[Exercise directions] Without the pictures, write out all the lines below exactly as they appear.

[Saved entries]
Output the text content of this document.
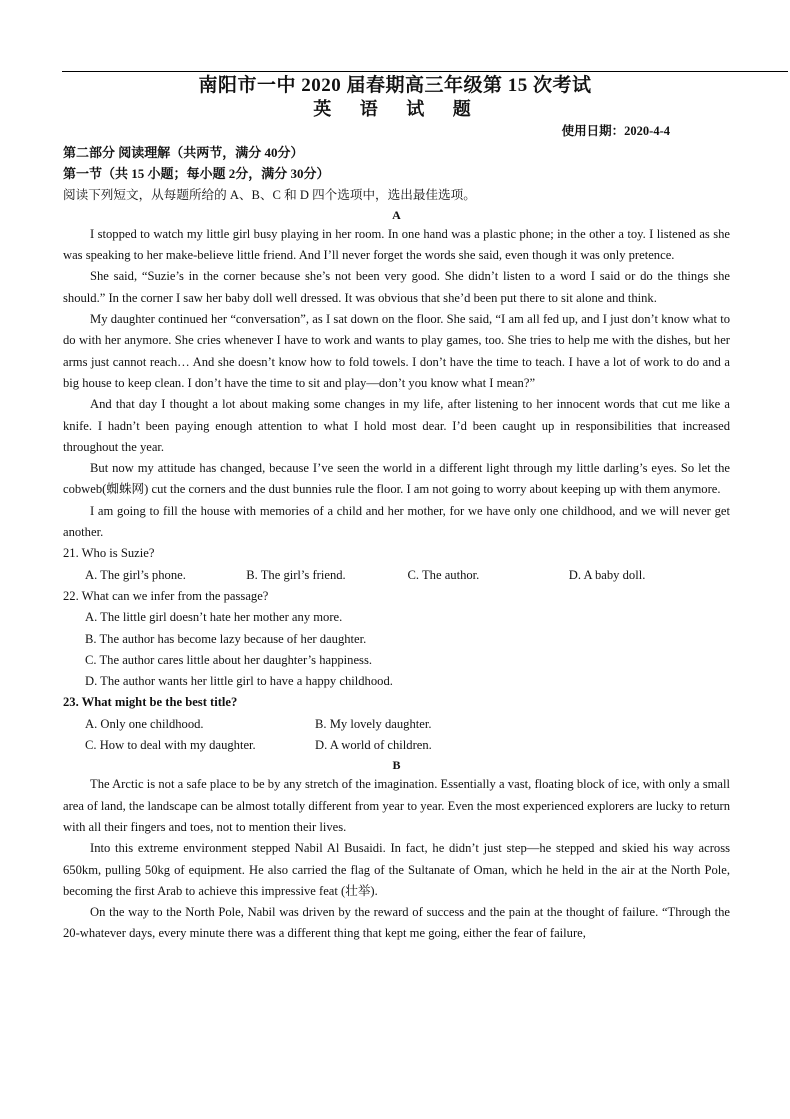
南阳市一中 2020 届春期高三年级第 15 次考试
英 语 试 题
使用日期：2020-4-4
第二部分 阅读理解（共两节，满分 40分）
第一节（共 15 小题；每小题 2分，满分 30分）
阅读下列短文，从每题所给的 A、B、C 和 D 四个选项中，选出最佳选项。
A
I stopped to watch my little girl busy playing in her room. In one hand was a plastic phone; in the other a toy. I listened as she was speaking to her make-believe little friend. And I’ll never forget the words she said, even though it was only pretence.
She said, “Suzie’s in the corner because she’s not been very good. She didn’t listen to a word I said or do the things she should.” In the corner I saw her baby doll well dressed. It was obvious that she’d been put there to sit alone and think.
My daughter continued her “conversation”, as I sat down on the floor. She said, “I am all fed up, and I just don’t know what to do with her anymore. She cries whenever I have to work and wants to play games, too. She tries to help me with the dishes, but her arms just cannot reach… And she doesn’t know how to fold towels. I don’t have the time to teach. I have a lot of work to do and a big house to keep clean. I don’t have the time to sit and play—don’t you know what I mean?”
And that day I thought a lot about making some changes in my life, after listening to her innocent words that cut me like a knife. I hadn’t been paying enough attention to what I hold most dear. I’d been caught up in responsibilities that increased throughout the year.
But now my attitude has changed, because I’ve seen the world in a different light through my little darling’s eyes. So let the cobweb(蜘蛛网) cut the corners and the dust bunnies rule the floor. I am not going to worry about keeping up with them anymore.
I am going to fill the house with memories of a child and her mother, for we have only one childhood, and we will never get another.
21. Who is Suzie?
A. The girl’s phone.	B. The girl’s friend.	C. The author.	D. A baby doll.
22. What can we infer from the passage?
A. The little girl doesn’t hate her mother any more.
B. The author has become lazy because of her daughter.
C. The author cares little about her daughter’s happiness.
D. The author wants her little girl to have a happy childhood.
23. What might be the best title?
A. Only one childhood.	B. My lovely daughter.
C. How to deal with my daughter.	D. A world of children.
B
The Arctic is not a safe place to be by any stretch of the imagination. Essentially a vast, floating block of ice, with only a small area of land, the landscape can be almost totally different from year to year. Even the most experienced explorers are lucky to return with all their fingers and toes, not to mention their lives.
Into this extreme environment stepped Nabil Al Busaidi. In fact, he didn’t just step—he stepped and skied his way across 650km, pulling 50kg of equipment. He also carried the flag of the Sultanate of Oman, which he held in the air at the North Pole, becoming the first Arab to achieve this impressive feat (壮举).
On the way to the North Pole, Nabil was driven by the reward of success and the pain at the thought of failure. “Through the 20-whatever days, every minute there was a different thing that kept me going, either the fear of failure,
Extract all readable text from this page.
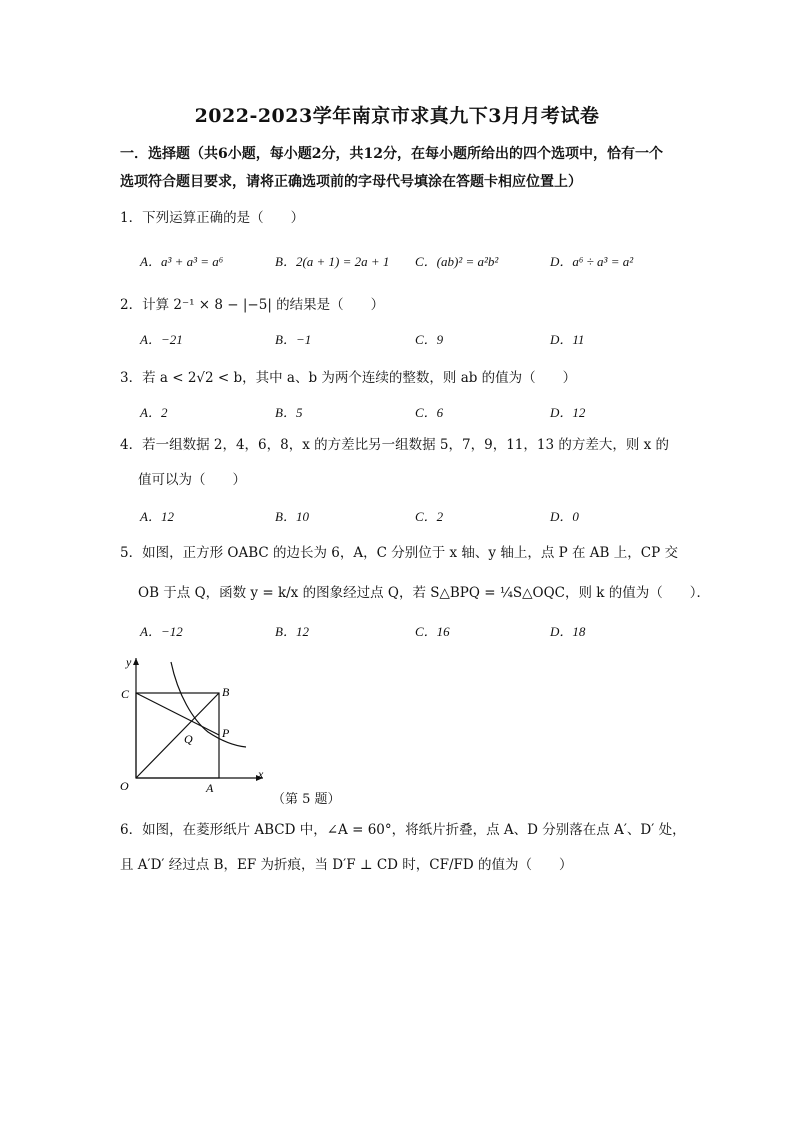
2022-2023学年南京市求真九下3月月考试卷
一．选择题（共6小题，每小题2分，共12分，在每小题所给出的四个选项中，恰有一个
选项符合题目要求，请将正确选项前的字母代号填涂在答题卡相应位置上）
1．下列运算正确的是（　　）
A．a³ + a³ = a⁶	B．2(a + 1) = 2a + 1 C．(ab)² = a²b²	D．a⁶ ÷ a³ = a²
2．计算 2⁻¹ × 8 − |−5| 的结果是（　　）
A．−21	B．−1	C．9	D．11
3．若 a < 2√2 < b，其中 a、b 为两个连续的整数，则 ab 的值为（　　）
A．2	B．5	C．6	D．12
4．若一组数据 2，4，6，8，x 的方差比另一组数据 5，7，9，11，13 的方差大，则 x 的
值可以为（　　）
A．12	B．10	C．2	D．0
5．如图，正方形 OABC 的边长为 6，A，C 分别位于 x 轴、y 轴上，点 P 在 AB 上，CP 交
OB 于点 Q，函数 y = k/x 的图象经过点 Q，若 S△BPQ = ¼S△OQC，则 k 的值为（　　）．
A．−12	B．12	C．16	D．18
y
x
C	B
Q P
O	A
（第 5 题）
6．如图，在菱形纸片 ABCD 中，∠A = 60°，将纸片折叠，点 A、D 分别落在点 A′、D′ 处，
且 A′D′ 经过点 B，EF 为折痕，当 D′F ⊥ CD 时，CF/FD 的值为（　　）
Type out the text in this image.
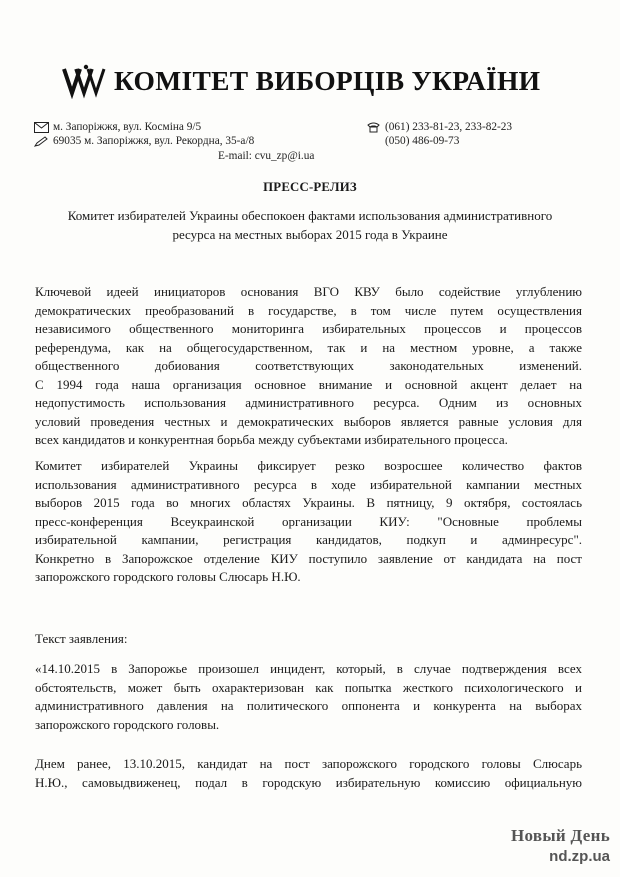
КОМІТЕТ ВИБОРЦІВ УКРАЇНИ
м. Запоріжжя, вул. Косміна 9/5
69035 м. Запоріжжя, вул. Рекордна, 35-а/8
(061) 233-81-23, 233-82-23
(050) 486-09-73
E-mail: cvu_zp@i.ua
ПРЕСС-РЕЛИЗ
Комитет избирателей Украины обеспокоен фактами использования административного
ресурса на местных выборах 2015 года в Украине
Ключевой идеей инициаторов основания ВГО КВУ было содействие углублению
демократических преобразований в государстве, в том числе путем осуществления
независимого общественного мониторинга избирательных процессов и процессов
референдума, как на общегосударственном, так и на местном уровне, а также
общественного добиования соответствующих законодательных изменений.
С 1994 года наша организация основное внимание и основной акцент делает на
недопустимость использования административного ресурса. Одним из основных
условий проведения честных и демократических выборов является равные условия для
всех кандидатов и конкурентная борьба между субъектами избирательного процесса.
Комитет избирателей Украины фиксирует резко возросшее количество фактов
использования административного ресурса в ходе избирательной кампании местных
выборов 2015 года во многих областях Украины. В пятницу, 9 октября, состоялась
пресс-конференция Всеукраинской организации КИУ: "Основные проблемы
избирательной кампании, регистрация кандидатов, подкуп и админресурс".
Конкретно в Запорожское отделение КИУ поступило заявление от кандидата на пост
запорожского городского головы Слюсарь Н.Ю.
Текст заявления:
«14.10.2015 в Запорожье произошел инцидент, который, в случае подтверждения всех
обстоятельств, может быть охарактеризован как попытка жесткого психологического и
административного давления на политического оппонента и конкурента на выборах
запорожского городского головы.
Днем ранее, 13.10.2015, кандидат на пост запорожского городского головы Слюсарь
Н.Ю., самовыдвиженец, подал в городскую избирательную комиссию официальную
Новый День
nd.zp.ua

[Worked solution]
Output the text content of this document.
南阳市一中 2020 届春期高三年级第 15 次考试
英 语 试 题
使用日期：2020-4-4
第二部分 阅读理解（共两节，满分 40分）
第一节（共 15 小题；每小题 2分，满分 30分）
阅读下列短文，从每题所给的 A、B、C 和 D 四个选项中，选出最佳选项。
A
I stopped to watch my little girl busy playing in her room. In one hand was a plastic phone; in the other a toy. I listened as she was speaking to her make-believe little friend. And I’ll never forget the words she said, even though it was only pretence.
She said, “Suzie’s in the corner because she’s not been very good. She didn’t listen to a word I said or do the things she should.” In the corner I saw her baby doll well dressed. It was obvious that she’d been put there to sit alone and think.
My daughter continued her “conversation”, as I sat down on the floor. She said, “I am all fed up, and I just don’t know what to do with her anymore. She cries whenever I have to work and wants to play games, too. She tries to help me with the dishes, but her arms just cannot reach… And she doesn’t know how to fold towels. I don’t have the time to teach. I have a lot of work to do and a big house to keep clean. I don’t have the time to sit and play—don’t you know what I mean?”
And that day I thought a lot about making some changes in my life, after listening to her innocent words that cut me like a knife. I hadn’t been paying enough attention to what I hold most dear. I’d been caught up in responsibilities that increased throughout the year.
But now my attitude has changed, because I’ve seen the world in a different light through my little darling’s eyes. So let the cobweb(蜘蛛网) cut the corners and the dust bunnies rule the floor. I am not going to worry about keeping up with them anymore.
I am going to fill the house with memories of a child and her mother, for we have only one childhood, and we will never get another.
21. Who is Suzie?
A. The girl’s phone.	B. The girl’s friend.	C. The author.	D. A baby doll.
22. What can we infer from the passage?
A. The little girl doesn’t hate her mother any more.
B. The author has become lazy because of her daughter.
C. The author cares little about her daughter’s happiness.
D. The author wants her little girl to have a happy childhood.
23. What might be the best title?
A. Only one childhood.	B. My lovely daughter.
C. How to deal with my daughter.	D. A world of children.
B
The Arctic is not a safe place to be by any stretch of the imagination. Essentially a vast, floating block of ice, with only a small area of land, the landscape can be almost totally different from year to year. Even the most experienced explorers are lucky to return with all their fingers and toes, not to mention their lives.
Into this extreme environment stepped Nabil Al Busaidi. In fact, he didn’t just step—he stepped and skied his way across 650km, pulling 50kg of equipment. He also carried the flag of the Sultanate of Oman, which he held in the air at the North Pole, becoming the first Arab to achieve this impressive feat (壮举).
On the way to the North Pole, Nabil was driven by the reward of success and the pain at the thought of failure. “Through the 20-whatever days, every minute there was a different thing that kept me going, either the fear of failure,
Extract all readable text from this page.
2022-2023学年南京市求真九下3月月考试卷
一．选择题（共6小题，每小题2分，共12分，在每小题所给出的四个选项中，恰有一个
选项符合题目要求，请将正确选项前的字母代号填涂在答题卡相应位置上）
1．下列运算正确的是（　　）
A．a³ + a³ = a⁶	B．2(a + 1) = 2a + 1 C．(ab)² = a²b²	D．a⁶ ÷ a³ = a²
2．计算 2⁻¹ × 8 − |−5| 的结果是（　　）
A．−21	B．−1	C．9	D．11
3．若 a < 2√2 < b，其中 a、b 为两个连续的整数，则 ab 的值为（　　）
A．2	B．5	C．6	D．12
4．若一组数据 2，4，6，8，x 的方差比另一组数据 5，7，9，11，13 的方差大，则 x 的
值可以为（　　）
A．12	B．10	C．2	D．0
5．如图，正方形 OABC 的边长为 6，A，C 分别位于 x 轴、y 轴上，点 P 在 AB 上，CP 交
OB 于点 Q，函数 y = k/x 的图象经过点 Q，若 S△BPQ = ¼S△OQC，则 k 的值为（　　）．
A．−12	B．12	C．16	D．18
y
x
C	B
Q P
O	A
（第 5 题）
6．如图，在菱形纸片 ABCD 中，∠A = 60°，将纸片折叠，点 A、D 分别落在点 A′、D′ 处，
且 A′D′ 经过点 B，EF 为折痕，当 D′F ⊥ CD 时，CF/FD 的值为（　　）
Type out the text in this image.
КОМІТЕТ ВИБОРЦІВ УКРАЇНИ
м. Запоріжжя, вул. Косміна 9/5
69035 м. Запоріжжя, вул. Рекордна, 35-а/8
(061) 233-81-23, 233-82-23
(050) 486-09-73
E-mail: cvu_zp@i.ua
ПРЕСС-РЕЛИЗ
Комитет избирателей Украины обеспокоен фактами использования административного
ресурса на местных выборах 2015 года в Украине
Ключевой идеей инициаторов основания ВГО КВУ было содействие углублению
демократических преобразований в государстве, в том числе путем осуществления
независимого общественного мониторинга избирательных процессов и процессов
референдума, как на общегосударственном, так и на местном уровне, а также
общественного добиования соответствующих законодательных изменений.
С 1994 года наша организация основное внимание и основной акцент делает на
недопустимость использования административного ресурса. Одним из основных
условий проведения честных и демократических выборов является равные условия для
всех кандидатов и конкурентная борьба между субъектами избирательного процесса.
Комитет избирателей Украины фиксирует резко возросшее количество фактов
использования административного ресурса в ходе избирательной кампании местных
выборов 2015 года во многих областях Украины. В пятницу, 9 октября, состоялась
пресс-конференция Всеукраинской организации КИУ: "Основные проблемы
избирательной кампании, регистрация кандидатов, подкуп и админресурс".
Конкретно в Запорожское отделение КИУ поступило заявление от кандидата на пост
запорожского городского головы Слюсарь Н.Ю.
Текст заявления:
«14.10.2015 в Запорожье произошел инцидент, который, в случае подтверждения всех
обстоятельств, может быть охарактеризован как попытка жесткого психологического и
административного давления на политического оппонента и конкурента на выборах
запорожского городского головы.
Днем ранее, 13.10.2015, кандидат на пост запорожского городского головы Слюсарь
Н.Ю., самовыдвиженец, подал в городскую избирательную комиссию официальную
Новый День
nd.zp.ua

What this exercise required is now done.